(Chart and figure data)

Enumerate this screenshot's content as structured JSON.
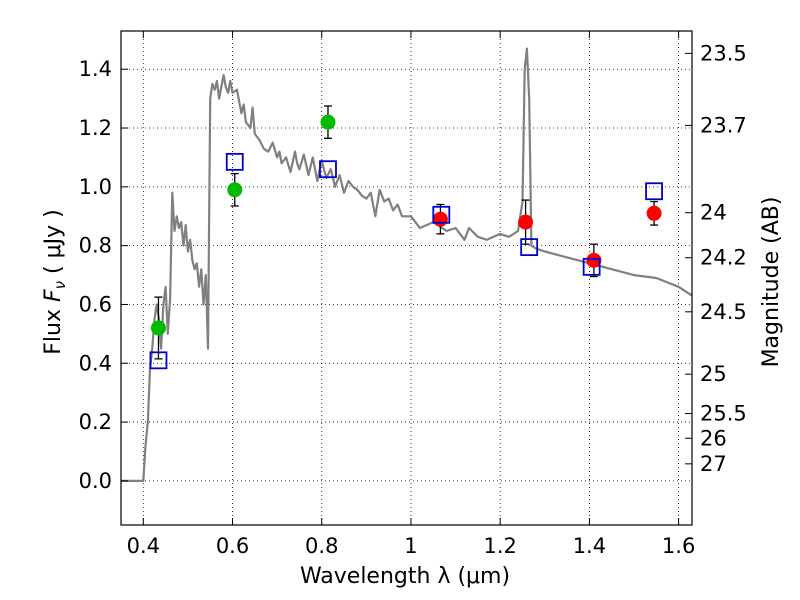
{
  "chart_data": {
    "type": "scatter",
    "xlabel": "Wavelength  λ (μm)",
    "ylabel_prefix": "Flux  ",
    "ylabel_symbol": "F",
    "ylabel_sub": "ν",
    "ylabel_unit": "  ( μJy )",
    "y2label": "Magnitude (AB)",
    "xlim": [
      0.35,
      1.63
    ],
    "ylim": [
      -0.15,
      1.53
    ],
    "grid": true,
    "grid_style": "dotted",
    "x_ticks": [
      {
        "value": 0.4,
        "label": "0.4"
      },
      {
        "value": 0.6,
        "label": "0.6"
      },
      {
        "value": 0.8,
        "label": "0.8"
      },
      {
        "value": 1.0,
        "label": "1"
      },
      {
        "value": 1.2,
        "label": "1.2"
      },
      {
        "value": 1.4,
        "label": "1.4"
      },
      {
        "value": 1.6,
        "label": "1.6"
      }
    ],
    "y_ticks": [
      {
        "value": 0.0,
        "label": "0.0"
      },
      {
        "value": 0.2,
        "label": "0.2"
      },
      {
        "value": 0.4,
        "label": "0.4"
      },
      {
        "value": 0.6,
        "label": "0.6"
      },
      {
        "value": 0.8,
        "label": "0.8"
      },
      {
        "value": 1.0,
        "label": "1.0"
      },
      {
        "value": 1.2,
        "label": "1.2"
      },
      {
        "value": 1.4,
        "label": "1.4"
      }
    ],
    "y2_ticks": [
      {
        "flux": 1.454,
        "label": "23.5"
      },
      {
        "flux": 1.209,
        "label": "23.7"
      },
      {
        "flux": 0.912,
        "label": "24"
      },
      {
        "flux": 0.759,
        "label": "24.2"
      },
      {
        "flux": 0.575,
        "label": "24.5"
      },
      {
        "flux": 0.363,
        "label": "25"
      },
      {
        "flux": 0.229,
        "label": "25.5"
      },
      {
        "flux": 0.145,
        "label": "26"
      },
      {
        "flux": 0.058,
        "label": "27"
      }
    ],
    "colors": {
      "sed": "#808080",
      "green": "#00bb00",
      "red": "#ff0000",
      "model_box": "#0000cc",
      "errbar": "#000000"
    },
    "sed_model": {
      "x": [
        0.35,
        0.4,
        0.405,
        0.41,
        0.415,
        0.42,
        0.425,
        0.43,
        0.435,
        0.44,
        0.445,
        0.45,
        0.455,
        0.46,
        0.465,
        0.47,
        0.475,
        0.48,
        0.485,
        0.49,
        0.495,
        0.5,
        0.505,
        0.51,
        0.515,
        0.52,
        0.525,
        0.53,
        0.535,
        0.54,
        0.545,
        0.55,
        0.555,
        0.56,
        0.565,
        0.57,
        0.58,
        0.585,
        0.59,
        0.595,
        0.6,
        0.61,
        0.62,
        0.625,
        0.63,
        0.64,
        0.645,
        0.65,
        0.66,
        0.67,
        0.68,
        0.69,
        0.7,
        0.705,
        0.71,
        0.72,
        0.73,
        0.74,
        0.745,
        0.75,
        0.76,
        0.77,
        0.78,
        0.79,
        0.8,
        0.81,
        0.82,
        0.83,
        0.84,
        0.85,
        0.86,
        0.87,
        0.88,
        0.89,
        0.9,
        0.91,
        0.92,
        0.93,
        0.94,
        0.95,
        0.96,
        0.97,
        0.98,
        1.0,
        1.02,
        1.05,
        1.08,
        1.1,
        1.12,
        1.13,
        1.15,
        1.17,
        1.2,
        1.22,
        1.24,
        1.25,
        1.255,
        1.26,
        1.265,
        1.27,
        1.28,
        1.3,
        1.35,
        1.4,
        1.45,
        1.5,
        1.55,
        1.6,
        1.63
      ],
      "y": [
        0.0,
        0.0,
        0.12,
        0.2,
        0.38,
        0.45,
        0.55,
        0.6,
        0.55,
        0.45,
        0.6,
        0.66,
        0.5,
        0.62,
        0.98,
        0.85,
        0.9,
        0.86,
        0.88,
        0.8,
        0.87,
        0.78,
        0.82,
        0.75,
        0.72,
        0.74,
        0.66,
        0.72,
        0.6,
        0.7,
        0.45,
        1.3,
        1.35,
        1.33,
        1.36,
        1.3,
        1.38,
        1.34,
        1.32,
        1.36,
        1.32,
        1.33,
        1.25,
        1.28,
        1.22,
        1.2,
        1.27,
        1.18,
        1.16,
        1.13,
        1.12,
        1.15,
        1.1,
        1.12,
        1.08,
        1.1,
        1.05,
        1.12,
        1.08,
        1.06,
        1.11,
        1.04,
        1.1,
        1.02,
        1.09,
        1.03,
        1.06,
        1.0,
        1.04,
        0.98,
        1.02,
        1.0,
        0.99,
        0.97,
        0.96,
        0.98,
        0.9,
        0.99,
        0.95,
        0.96,
        0.92,
        0.94,
        0.9,
        0.9,
        0.86,
        0.88,
        0.85,
        0.86,
        0.82,
        0.86,
        0.83,
        0.82,
        0.84,
        0.83,
        0.85,
        0.95,
        1.4,
        1.47,
        1.3,
        0.8,
        0.79,
        0.78,
        0.76,
        0.74,
        0.72,
        0.7,
        0.69,
        0.66,
        0.63
      ]
    },
    "series": [
      {
        "marker": "filled-circle",
        "color": "green",
        "points": [
          {
            "x": 0.434,
            "y": 0.52,
            "err": 0.105
          },
          {
            "x": 0.605,
            "y": 0.99,
            "err": 0.055
          },
          {
            "x": 0.814,
            "y": 1.22,
            "err": 0.055
          }
        ]
      },
      {
        "marker": "filled-circle",
        "color": "red",
        "points": [
          {
            "x": 1.066,
            "y": 0.89,
            "err": 0.05
          },
          {
            "x": 1.257,
            "y": 0.88,
            "err": 0.075
          },
          {
            "x": 1.41,
            "y": 0.75,
            "err": 0.055
          },
          {
            "x": 1.545,
            "y": 0.91,
            "err": 0.04
          }
        ]
      },
      {
        "marker": "open-square",
        "color": "model_box",
        "points": [
          {
            "x": 0.434,
            "y": 0.41
          },
          {
            "x": 0.605,
            "y": 1.085
          },
          {
            "x": 0.814,
            "y": 1.06
          },
          {
            "x": 1.068,
            "y": 0.905
          },
          {
            "x": 1.265,
            "y": 0.795
          },
          {
            "x": 1.405,
            "y": 0.728
          },
          {
            "x": 1.545,
            "y": 0.985
          }
        ]
      }
    ]
  }
}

Exercise: Without the pictures, write out every entry precisely as it appears.

Final answer:
Enumerate this screenshot's content as structured JSON.
{
  "chart_data": {
    "type": "scatter",
    "xlabel": "Wavelength  λ (μm)",
    "ylabel_prefix": "Flux  ",
    "ylabel_symbol": "F",
    "ylabel_sub": "ν",
    "ylabel_unit": "  ( μJy )",
    "y2label": "Magnitude (AB)",
    "xlim": [
      0.35,
      1.63
    ],
    "ylim": [
      -0.15,
      1.53
    ],
    "grid": true,
    "grid_style": "dotted",
    "x_ticks": [
      {
        "value": 0.4,
        "label": "0.4"
      },
      {
        "value": 0.6,
        "label": "0.6"
      },
      {
        "value": 0.8,
        "label": "0.8"
      },
      {
        "value": 1.0,
        "label": "1"
      },
      {
        "value": 1.2,
        "label": "1.2"
      },
      {
        "value": 1.4,
        "label": "1.4"
      },
      {
        "value": 1.6,
        "label": "1.6"
      }
    ],
    "y_ticks": [
      {
        "value": 0.0,
        "label": "0.0"
      },
      {
        "value": 0.2,
        "label": "0.2"
      },
      {
        "value": 0.4,
        "label": "0.4"
      },
      {
        "value": 0.6,
        "label": "0.6"
      },
      {
        "value": 0.8,
        "label": "0.8"
      },
      {
        "value": 1.0,
        "label": "1.0"
      },
      {
        "value": 1.2,
        "label": "1.2"
      },
      {
        "value": 1.4,
        "label": "1.4"
      }
    ],
    "y2_ticks": [
      {
        "flux": 1.454,
        "label": "23.5"
      },
      {
        "flux": 1.209,
        "label": "23.7"
      },
      {
        "flux": 0.912,
        "label": "24"
      },
      {
        "flux": 0.759,
        "label": "24.2"
      },
      {
        "flux": 0.575,
        "label": "24.5"
      },
      {
        "flux": 0.363,
        "label": "25"
      },
      {
        "flux": 0.229,
        "label": "25.5"
      },
      {
        "flux": 0.145,
        "label": "26"
      },
      {
        "flux": 0.058,
        "label": "27"
      }
    ],
    "colors": {
      "sed": "#808080",
      "green": "#00bb00",
      "red": "#ff0000",
      "model_box": "#0000cc",
      "errbar": "#000000"
    },
    "sed_model": {
      "x": [
        0.35,
        0.4,
        0.405,
        0.41,
        0.415,
        0.42,
        0.425,
        0.43,
        0.435,
        0.44,
        0.445,
        0.45,
        0.455,
        0.46,
        0.465,
        0.47,
        0.475,
        0.48,
        0.485,
        0.49,
        0.495,
        0.5,
        0.505,
        0.51,
        0.515,
        0.52,
        0.525,
        0.53,
        0.535,
        0.54,
        0.545,
        0.55,
        0.555,
        0.56,
        0.565,
        0.57,
        0.58,
        0.585,
        0.59,
        0.595,
        0.6,
        0.61,
        0.62,
        0.625,
        0.63,
        0.64,
        0.645,
        0.65,
        0.66,
        0.67,
        0.68,
        0.69,
        0.7,
        0.705,
        0.71,
        0.72,
        0.73,
        0.74,
        0.745,
        0.75,
        0.76,
        0.77,
        0.78,
        0.79,
        0.8,
        0.81,
        0.82,
        0.83,
        0.84,
        0.85,
        0.86,
        0.87,
        0.88,
        0.89,
        0.9,
        0.91,
        0.92,
        0.93,
        0.94,
        0.95,
        0.96,
        0.97,
        0.98,
        1.0,
        1.02,
        1.05,
        1.08,
        1.1,
        1.12,
        1.13,
        1.15,
        1.17,
        1.2,
        1.22,
        1.24,
        1.25,
        1.255,
        1.26,
        1.265,
        1.27,
        1.28,
        1.3,
        1.35,
        1.4,
        1.45,
        1.5,
        1.55,
        1.6,
        1.63
      ],
      "y": [
        0.0,
        0.0,
        0.12,
        0.2,
        0.38,
        0.45,
        0.55,
        0.6,
        0.55,
        0.45,
        0.6,
        0.66,
        0.5,
        0.62,
        0.98,
        0.85,
        0.9,
        0.86,
        0.88,
        0.8,
        0.87,
        0.78,
        0.82,
        0.75,
        0.72,
        0.74,
        0.66,
        0.72,
        0.6,
        0.7,
        0.45,
        1.3,
        1.35,
        1.33,
        1.36,
        1.3,
        1.38,
        1.34,
        1.32,
        1.36,
        1.32,
        1.33,
        1.25,
        1.28,
        1.22,
        1.2,
        1.27,
        1.18,
        1.16,
        1.13,
        1.12,
        1.15,
        1.1,
        1.12,
        1.08,
        1.1,
        1.05,
        1.12,
        1.08,
        1.06,
        1.11,
        1.04,
        1.1,
        1.02,
        1.09,
        1.03,
        1.06,
        1.0,
        1.04,
        0.98,
        1.02,
        1.0,
        0.99,
        0.97,
        0.96,
        0.98,
        0.9,
        0.99,
        0.95,
        0.96,
        0.92,
        0.94,
        0.9,
        0.9,
        0.86,
        0.88,
        0.85,
        0.86,
        0.82,
        0.86,
        0.83,
        0.82,
        0.84,
        0.83,
        0.85,
        0.95,
        1.4,
        1.47,
        1.3,
        0.8,
        0.79,
        0.78,
        0.76,
        0.74,
        0.72,
        0.7,
        0.69,
        0.66,
        0.63
      ]
    },
    "series": [
      {
        "marker": "filled-circle",
        "color": "green",
        "points": [
          {
            "x": 0.434,
            "y": 0.52,
            "err": 0.105
          },
          {
            "x": 0.605,
            "y": 0.99,
            "err": 0.055
          },
          {
            "x": 0.814,
            "y": 1.22,
            "err": 0.055
          }
        ]
      },
      {
        "marker": "filled-circle",
        "color": "red",
        "points": [
          {
            "x": 1.066,
            "y": 0.89,
            "err": 0.05
          },
          {
            "x": 1.257,
            "y": 0.88,
            "err": 0.075
          },
          {
            "x": 1.41,
            "y": 0.75,
            "err": 0.055
          },
          {
            "x": 1.545,
            "y": 0.91,
            "err": 0.04
          }
        ]
      },
      {
        "marker": "open-square",
        "color": "model_box",
        "points": [
          {
            "x": 0.434,
            "y": 0.41
          },
          {
            "x": 0.605,
            "y": 1.085
          },
          {
            "x": 0.814,
            "y": 1.06
          },
          {
            "x": 1.068,
            "y": 0.905
          },
          {
            "x": 1.265,
            "y": 0.795
          },
          {
            "x": 1.405,
            "y": 0.728
          },
          {
            "x": 1.545,
            "y": 0.985
          }
        ]
      }
    ]
  }
}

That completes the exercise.